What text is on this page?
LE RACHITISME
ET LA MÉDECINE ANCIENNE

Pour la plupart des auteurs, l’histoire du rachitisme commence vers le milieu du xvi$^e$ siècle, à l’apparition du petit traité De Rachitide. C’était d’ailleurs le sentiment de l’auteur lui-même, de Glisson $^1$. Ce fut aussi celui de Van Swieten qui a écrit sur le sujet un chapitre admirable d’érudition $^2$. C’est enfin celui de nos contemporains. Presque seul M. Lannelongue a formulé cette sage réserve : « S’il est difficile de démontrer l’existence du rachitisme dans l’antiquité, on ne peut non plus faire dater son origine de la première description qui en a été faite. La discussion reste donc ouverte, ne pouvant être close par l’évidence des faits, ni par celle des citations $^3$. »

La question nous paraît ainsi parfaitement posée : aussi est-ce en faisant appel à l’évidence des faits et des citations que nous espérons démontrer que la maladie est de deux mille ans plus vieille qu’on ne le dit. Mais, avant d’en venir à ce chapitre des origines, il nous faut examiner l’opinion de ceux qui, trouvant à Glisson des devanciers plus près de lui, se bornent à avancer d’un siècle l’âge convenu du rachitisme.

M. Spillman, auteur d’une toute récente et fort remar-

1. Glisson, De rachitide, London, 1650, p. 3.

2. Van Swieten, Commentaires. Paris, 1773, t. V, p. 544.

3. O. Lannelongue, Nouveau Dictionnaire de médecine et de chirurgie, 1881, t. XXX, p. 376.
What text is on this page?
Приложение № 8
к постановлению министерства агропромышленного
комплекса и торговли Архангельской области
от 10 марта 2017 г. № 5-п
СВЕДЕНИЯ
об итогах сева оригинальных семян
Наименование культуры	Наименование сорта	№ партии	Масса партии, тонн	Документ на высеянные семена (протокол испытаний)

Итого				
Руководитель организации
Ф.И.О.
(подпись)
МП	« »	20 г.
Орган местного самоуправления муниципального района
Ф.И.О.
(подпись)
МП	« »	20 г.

******

Task prompt: Transcribe the full listing above without leaving anything out.

Exercise solution:
What text is on this page?
LE RACHITISME
ET LA MÉDECINE ANCIENNE

Pour la plupart des auteurs, l’histoire du rachitisme commence vers le milieu du xvi$^e$ siècle, à l’apparition du petit traité De Rachitide. C’était d’ailleurs le sentiment de l’auteur lui-même, de Glisson $^1$. Ce fut aussi celui de Van Swieten qui a écrit sur le sujet un chapitre admirable d’érudition $^2$. C’est enfin celui de nos contemporains. Presque seul M. Lannelongue a formulé cette sage réserve : « S’il est difficile de démontrer l’existence du rachitisme dans l’antiquité, on ne peut non plus faire dater son origine de la première description qui en a été faite. La discussion reste donc ouverte, ne pouvant être close par l’évidence des faits, ni par celle des citations $^3$. »

La question nous paraît ainsi parfaitement posée : aussi est-ce en faisant appel à l’évidence des faits et des citations que nous espérons démontrer que la maladie est de deux mille ans plus vieille qu’on ne le dit. Mais, avant d’en venir à ce chapitre des origines, il nous faut examiner l’opinion de ceux qui, trouvant à Glisson des devanciers plus près de lui, se bornent à avancer d’un siècle l’âge convenu du rachitisme.

M. Spillman, auteur d’une toute récente et fort remar-

1. Glisson, De rachitide, London, 1650, p. 3.

2. Van Swieten, Commentaires. Paris, 1773, t. V, p. 544.

3. O. Lannelongue, Nouveau Dictionnaire de médecine et de chirurgie, 1881, t. XXX, p. 376.
What text is on this page?
Приложение № 8
к постановлению министерства агропромышленного
комплекса и торговли Архангельской области
от 10 марта 2017 г. № 5-п
СВЕДЕНИЯ
об итогах сева оригинальных семян
Наименование культуры	Наименование сорта	№ партии	Масса партии, тонн	Документ на высеянные семена (протокол испытаний)

Итого				
Руководитель организации
Ф.И.О.
(подпись)
МП	« »	20 г.
Орган местного самоуправления муниципального района
Ф.И.О.
(подпись)
МП	« »	20 г.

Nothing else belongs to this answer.